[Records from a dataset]

>> BEGIN

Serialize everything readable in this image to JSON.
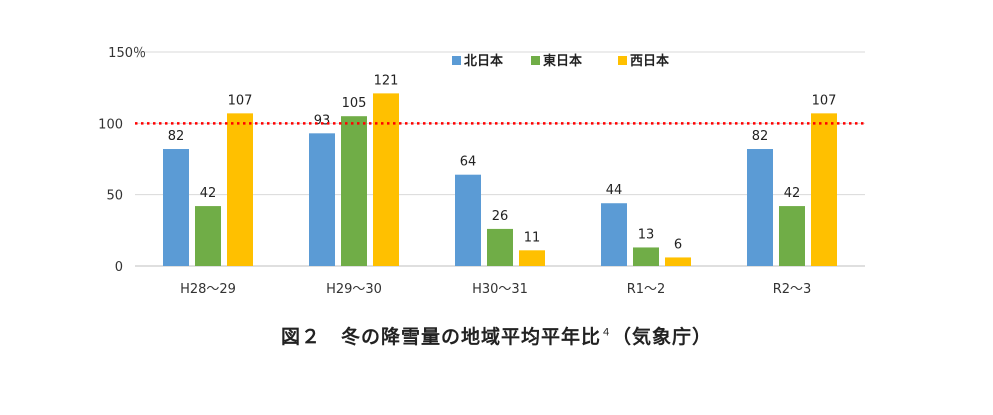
{
  "chart_data": {
    "type": "bar",
    "categories": [
      "H28～29",
      "H29～30",
      "H30～31",
      "R1～2",
      "R2～3"
    ],
    "series": [
      {
        "name": "北日本",
        "color": "#5B9BD5",
        "values": [
          82,
          93,
          64,
          44,
          82
        ]
      },
      {
        "name": "東日本",
        "color": "#70AD47",
        "values": [
          42,
          105,
          26,
          13,
          42
        ]
      },
      {
        "name": "西日本",
        "color": "#FFC000",
        "values": [
          107,
          121,
          11,
          6,
          107
        ]
      }
    ],
    "y_ticks": [
      "0",
      "50",
      "100",
      "150％"
    ],
    "ylim": [
      0,
      150
    ],
    "reference_line": {
      "value": 100,
      "color": "#FF0000",
      "style": "dotted"
    },
    "grid": true,
    "legend_position": "top"
  },
  "caption": {
    "text": "図２　冬の降雪量の地域平均平年比",
    "superscript": "４",
    "suffix": "（気象庁）"
  }
}
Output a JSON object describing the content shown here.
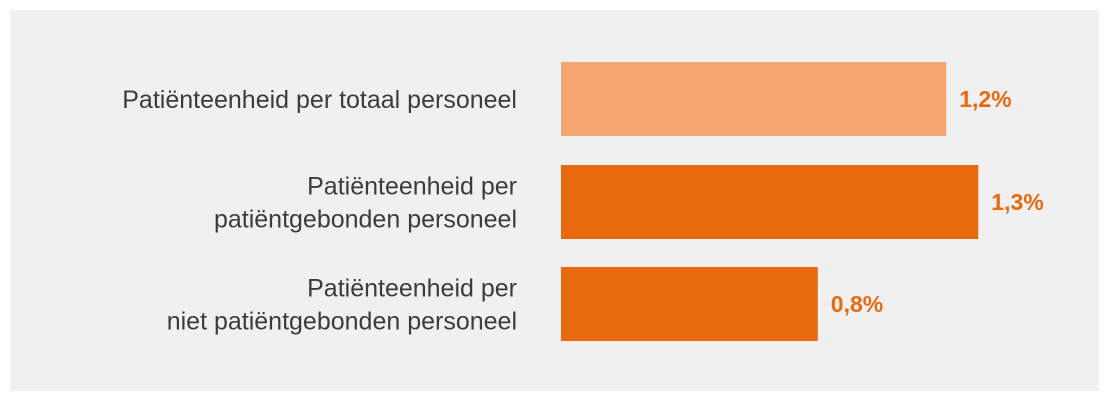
{
  "chart_data": {
    "type": "bar",
    "orientation": "horizontal",
    "categories": [
      [
        "Patiënteenheid per totaal personeel"
      ],
      [
        "Patiënteenheid per",
        "patiëntgebonden personeel"
      ],
      [
        "Patiënteenheid per",
        "niet patiëntgebonden personeel"
      ]
    ],
    "values": [
      1.2,
      1.3,
      0.8
    ],
    "value_labels": [
      "1,2%",
      "1,3%",
      "0,8%"
    ],
    "colors": [
      "#f5a56f",
      "#e8690e",
      "#e8690e"
    ],
    "label_color": "#e8690e",
    "unit": "%",
    "grid": false,
    "legend": "none"
  }
}
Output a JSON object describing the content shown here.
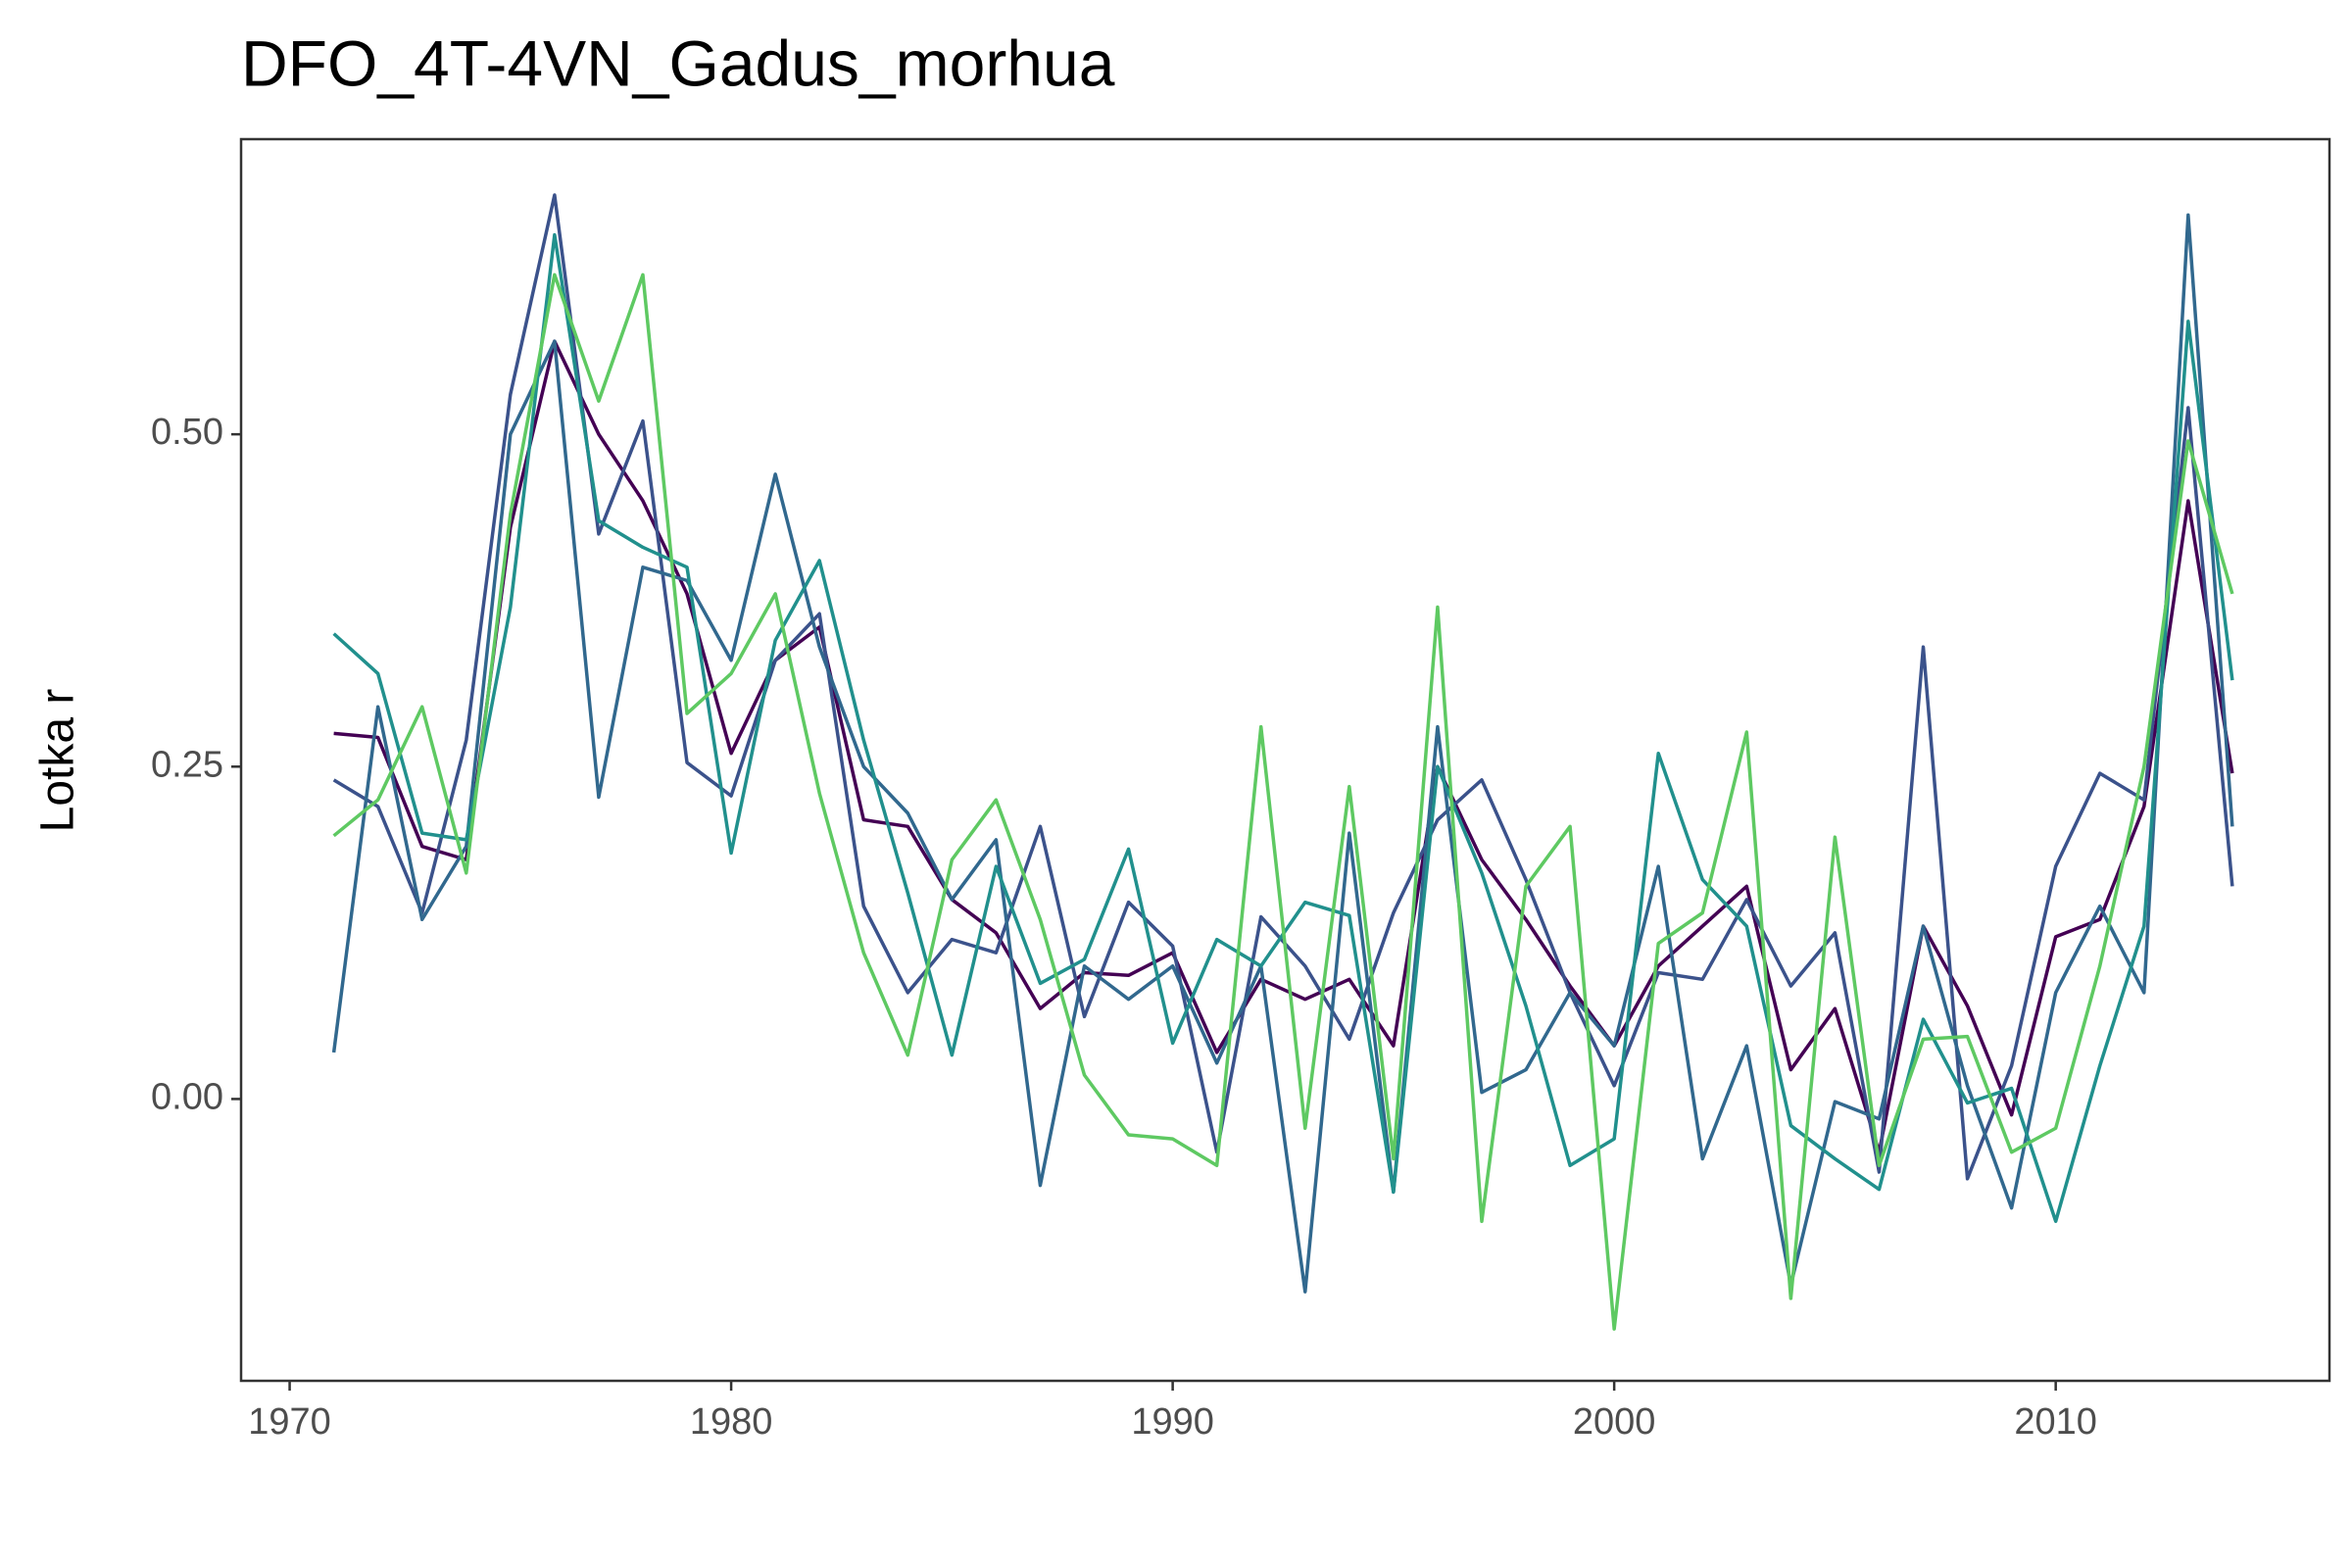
{
  "chart_data": {
    "type": "line",
    "title": "DFO_4T-4VN_Gadus_morhua",
    "y_label": "Lotka r",
    "x": [
      1971,
      1972,
      1973,
      1974,
      1975,
      1976,
      1977,
      1978,
      1979,
      1980,
      1981,
      1982,
      1983,
      1984,
      1985,
      1986,
      1987,
      1988,
      1989,
      1990,
      1991,
      1992,
      1993,
      1994,
      1995,
      1996,
      1997,
      1998,
      1999,
      2000,
      2001,
      2002,
      2003,
      2004,
      2005,
      2006,
      2007,
      2008,
      2009,
      2010,
      2011,
      2012,
      2013,
      2014
    ],
    "series": [
      {
        "color": "#440154",
        "values": [
          0.275,
          0.272,
          0.19,
          0.18,
          0.43,
          0.57,
          0.5,
          0.45,
          0.38,
          0.26,
          0.33,
          0.355,
          0.21,
          0.205,
          0.15,
          0.125,
          0.068,
          0.095,
          0.093,
          0.11,
          0.035,
          0.09,
          0.075,
          0.09,
          0.04,
          0.25,
          0.18,
          0.135,
          0.085,
          0.04,
          0.1,
          0.13,
          0.16,
          0.022,
          0.068,
          -0.04,
          0.13,
          0.07,
          -0.012,
          0.122,
          0.135,
          0.22,
          0.45,
          0.245
        ]
      },
      {
        "color": "#3b528b",
        "values": [
          0.24,
          0.22,
          0.14,
          0.27,
          0.53,
          0.68,
          0.425,
          0.51,
          0.253,
          0.228,
          0.33,
          0.365,
          0.145,
          0.08,
          0.12,
          0.11,
          0.205,
          0.062,
          0.148,
          0.115,
          -0.04,
          0.137,
          0.1,
          0.045,
          0.14,
          0.21,
          0.24,
          0.165,
          0.08,
          0.01,
          0.095,
          0.09,
          0.15,
          0.085,
          0.125,
          -0.055,
          0.34,
          -0.06,
          0.025,
          0.175,
          0.245,
          0.225,
          0.52,
          0.16
        ]
      },
      {
        "color": "#31688e",
        "values": [
          0.035,
          0.295,
          0.135,
          0.19,
          0.5,
          0.57,
          0.227,
          0.4,
          0.39,
          0.33,
          0.47,
          0.34,
          0.25,
          0.215,
          0.15,
          0.195,
          -0.065,
          0.1,
          0.075,
          0.1,
          0.027,
          0.1,
          -0.145,
          0.2,
          -0.07,
          0.28,
          0.005,
          0.022,
          0.08,
          0.04,
          0.175,
          -0.045,
          0.04,
          -0.14,
          -0.002,
          -0.015,
          0.13,
          0.01,
          -0.082,
          0.08,
          0.145,
          0.08,
          0.665,
          0.205
        ]
      },
      {
        "color": "#21908d",
        "values": [
          0.35,
          0.32,
          0.2,
          0.195,
          0.37,
          0.65,
          0.435,
          0.415,
          0.4,
          0.185,
          0.345,
          0.405,
          0.27,
          0.155,
          0.033,
          0.175,
          0.087,
          0.105,
          0.188,
          0.042,
          0.12,
          0.1,
          0.148,
          0.138,
          -0.07,
          0.25,
          0.17,
          0.07,
          -0.05,
          -0.03,
          0.26,
          0.165,
          0.13,
          -0.02,
          -0.045,
          -0.068,
          0.06,
          -0.003,
          0.008,
          -0.092,
          0.025,
          0.13,
          0.585,
          0.315
        ]
      },
      {
        "color": "#5ec962",
        "values": [
          0.198,
          0.225,
          0.295,
          0.17,
          0.44,
          0.62,
          0.525,
          0.62,
          0.29,
          0.32,
          0.38,
          0.23,
          0.11,
          0.033,
          0.18,
          0.225,
          0.135,
          0.018,
          -0.027,
          -0.03,
          -0.05,
          0.28,
          -0.022,
          0.235,
          -0.045,
          0.37,
          -0.092,
          0.16,
          0.205,
          -0.173,
          0.117,
          0.14,
          0.276,
          -0.15,
          0.197,
          -0.05,
          0.045,
          0.047,
          -0.04,
          -0.022,
          0.1,
          0.25,
          0.495,
          0.38
        ]
      }
    ],
    "xlim": [
      1968.9,
      2016.2
    ],
    "xticks": [
      1970,
      1980,
      1990,
      2000,
      2010
    ],
    "ylim": [
      -0.212,
      0.722
    ],
    "yticks": [
      {
        "value": 0,
        "label": "0.00"
      },
      0.25,
      {
        "value": 0.5,
        "label": "0.50"
      }
    ]
  }
}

>> END

Write out the listing word for word, omitting the pictures it holds.

Serialize everything readable in this image to JSON.
{
  "chart_data": {
    "type": "bar",
    "categories": [
      "H28～29",
      "H29～30",
      "H30～31",
      "R1～2",
      "R2～3"
    ],
    "series": [
      {
        "name": "北日本",
        "color": "#5B9BD5",
        "values": [
          82,
          93,
          64,
          44,
          82
        ]
      },
      {
        "name": "東日本",
        "color": "#70AD47",
        "values": [
          42,
          105,
          26,
          13,
          42
        ]
      },
      {
        "name": "西日本",
        "color": "#FFC000",
        "values": [
          107,
          121,
          11,
          6,
          107
        ]
      }
    ],
    "y_ticks": [
      "0",
      "50",
      "100",
      "150％"
    ],
    "ylim": [
      0,
      150
    ],
    "reference_line": {
      "value": 100,
      "color": "#FF0000",
      "style": "dotted"
    },
    "grid": true,
    "legend_position": "top"
  },
  "caption": {
    "text": "図２　冬の降雪量の地域平均平年比",
    "superscript": "４",
    "suffix": "（気象庁）"
  }
}
Output a JSON object describing the content shown here.
{
  "chart_data": {
    "type": "bar",
    "orientation": "horizontal",
    "categories": [
      [
        "Patiënteenheid per totaal personeel"
      ],
      [
        "Patiënteenheid per",
        "patiëntgebonden personeel"
      ],
      [
        "Patiënteenheid per",
        "niet patiëntgebonden personeel"
      ]
    ],
    "values": [
      1.2,
      1.3,
      0.8
    ],
    "value_labels": [
      "1,2%",
      "1,3%",
      "0,8%"
    ],
    "colors": [
      "#f5a56f",
      "#e8690e",
      "#e8690e"
    ],
    "label_color": "#e8690e",
    "unit": "%",
    "grid": false,
    "legend": "none"
  }
}
Output a JSON object describing the content shown here.
{
  "chart_data": {
    "type": "line",
    "title": "DFO_4T-4VN_Gadus_morhua",
    "y_label": "Lotka r",
    "x": [
      1971,
      1972,
      1973,
      1974,
      1975,
      1976,
      1977,
      1978,
      1979,
      1980,
      1981,
      1982,
      1983,
      1984,
      1985,
      1986,
      1987,
      1988,
      1989,
      1990,
      1991,
      1992,
      1993,
      1994,
      1995,
      1996,
      1997,
      1998,
      1999,
      2000,
      2001,
      2002,
      2003,
      2004,
      2005,
      2006,
      2007,
      2008,
      2009,
      2010,
      2011,
      2012,
      2013,
      2014
    ],
    "series": [
      {
        "color": "#440154",
        "values": [
          0.275,
          0.272,
          0.19,
          0.18,
          0.43,
          0.57,
          0.5,
          0.45,
          0.38,
          0.26,
          0.33,
          0.355,
          0.21,
          0.205,
          0.15,
          0.125,
          0.068,
          0.095,
          0.093,
          0.11,
          0.035,
          0.09,
          0.075,
          0.09,
          0.04,
          0.25,
          0.18,
          0.135,
          0.085,
          0.04,
          0.1,
          0.13,
          0.16,
          0.022,
          0.068,
          -0.04,
          0.13,
          0.07,
          -0.012,
          0.122,
          0.135,
          0.22,
          0.45,
          0.245
        ]
      },
      {
        "color": "#3b528b",
        "values": [
          0.24,
          0.22,
          0.14,
          0.27,
          0.53,
          0.68,
          0.425,
          0.51,
          0.253,
          0.228,
          0.33,
          0.365,
          0.145,
          0.08,
          0.12,
          0.11,
          0.205,
          0.062,
          0.148,
          0.115,
          -0.04,
          0.137,
          0.1,
          0.045,
          0.14,
          0.21,
          0.24,
          0.165,
          0.08,
          0.01,
          0.095,
          0.09,
          0.15,
          0.085,
          0.125,
          -0.055,
          0.34,
          -0.06,
          0.025,
          0.175,
          0.245,
          0.225,
          0.52,
          0.16
        ]
      },
      {
        "color": "#31688e",
        "values": [
          0.035,
          0.295,
          0.135,
          0.19,
          0.5,
          0.57,
          0.227,
          0.4,
          0.39,
          0.33,
          0.47,
          0.34,
          0.25,
          0.215,
          0.15,
          0.195,
          -0.065,
          0.1,
          0.075,
          0.1,
          0.027,
          0.1,
          -0.145,
          0.2,
          -0.07,
          0.28,
          0.005,
          0.022,
          0.08,
          0.04,
          0.175,
          -0.045,
          0.04,
          -0.14,
          -0.002,
          -0.015,
          0.13,
          0.01,
          -0.082,
          0.08,
          0.145,
          0.08,
          0.665,
          0.205
        ]
      },
      {
        "color": "#21908d",
        "values": [
          0.35,
          0.32,
          0.2,
          0.195,
          0.37,
          0.65,
          0.435,
          0.415,
          0.4,
          0.185,
          0.345,
          0.405,
          0.27,
          0.155,
          0.033,
          0.175,
          0.087,
          0.105,
          0.188,
          0.042,
          0.12,
          0.1,
          0.148,
          0.138,
          -0.07,
          0.25,
          0.17,
          0.07,
          -0.05,
          -0.03,
          0.26,
          0.165,
          0.13,
          -0.02,
          -0.045,
          -0.068,
          0.06,
          -0.003,
          0.008,
          -0.092,
          0.025,
          0.13,
          0.585,
          0.315
        ]
      },
      {
        "color": "#5ec962",
        "values": [
          0.198,
          0.225,
          0.295,
          0.17,
          0.44,
          0.62,
          0.525,
          0.62,
          0.29,
          0.32,
          0.38,
          0.23,
          0.11,
          0.033,
          0.18,
          0.225,
          0.135,
          0.018,
          -0.027,
          -0.03,
          -0.05,
          0.28,
          -0.022,
          0.235,
          -0.045,
          0.37,
          -0.092,
          0.16,
          0.205,
          -0.173,
          0.117,
          0.14,
          0.276,
          -0.15,
          0.197,
          -0.05,
          0.045,
          0.047,
          -0.04,
          -0.022,
          0.1,
          0.25,
          0.495,
          0.38
        ]
      }
    ],
    "xlim": [
      1968.9,
      2016.2
    ],
    "xticks": [
      1970,
      1980,
      1990,
      2000,
      2010
    ],
    "ylim": [
      -0.212,
      0.722
    ],
    "yticks": [
      {
        "value": 0,
        "label": "0.00"
      },
      0.25,
      {
        "value": 0.5,
        "label": "0.50"
      }
    ]
  }
}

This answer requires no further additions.